# [The request]
Your task is to give the listing below back word for word, pictures excluded.

# [Working data]

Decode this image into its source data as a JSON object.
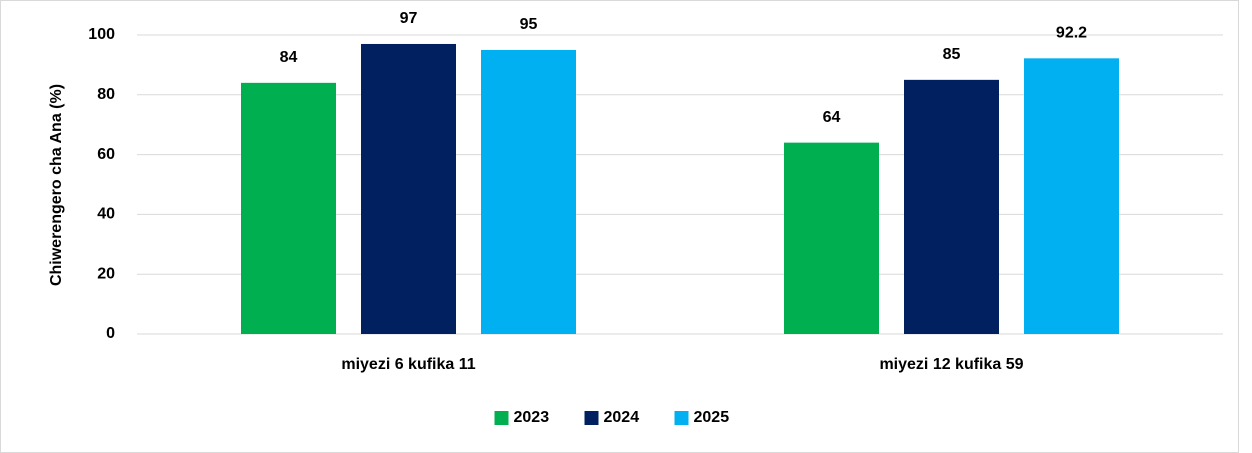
{
  "chart_data": {
    "type": "bar",
    "y_label": "Chiwerengero cha Ana (%)",
    "categories": [
      "miyezi 6 kufika 11",
      "miyezi 12 kufika 59"
    ],
    "series": [
      {
        "name": "2023",
        "color": "#00b050",
        "values": [
          84,
          64
        ]
      },
      {
        "name": "2024",
        "color": "#002060",
        "values": [
          97,
          85
        ]
      },
      {
        "name": "2025",
        "color": "#00b0f0",
        "values": [
          95,
          92.2
        ]
      }
    ],
    "ylim": [
      0,
      100
    ],
    "yticks": [
      0,
      20,
      40,
      60,
      80,
      100
    ],
    "grid": true,
    "legend": "bottom"
  }
}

# [Solution to this task]
Decode this image into its source data as a JSON object.
{
  "chart_data": {
    "type": "bar",
    "y_label": "Chiwerengero cha Ana (%)",
    "categories": [
      "miyezi 6 kufika 11",
      "miyezi 12 kufika 59"
    ],
    "series": [
      {
        "name": "2023",
        "color": "#00b050",
        "values": [
          84,
          64
        ]
      },
      {
        "name": "2024",
        "color": "#002060",
        "values": [
          97,
          85
        ]
      },
      {
        "name": "2025",
        "color": "#00b0f0",
        "values": [
          95,
          92.2
        ]
      }
    ],
    "ylim": [
      0,
      100
    ],
    "yticks": [
      0,
      20,
      40,
      60,
      80,
      100
    ],
    "grid": true,
    "legend": "bottom"
  }
}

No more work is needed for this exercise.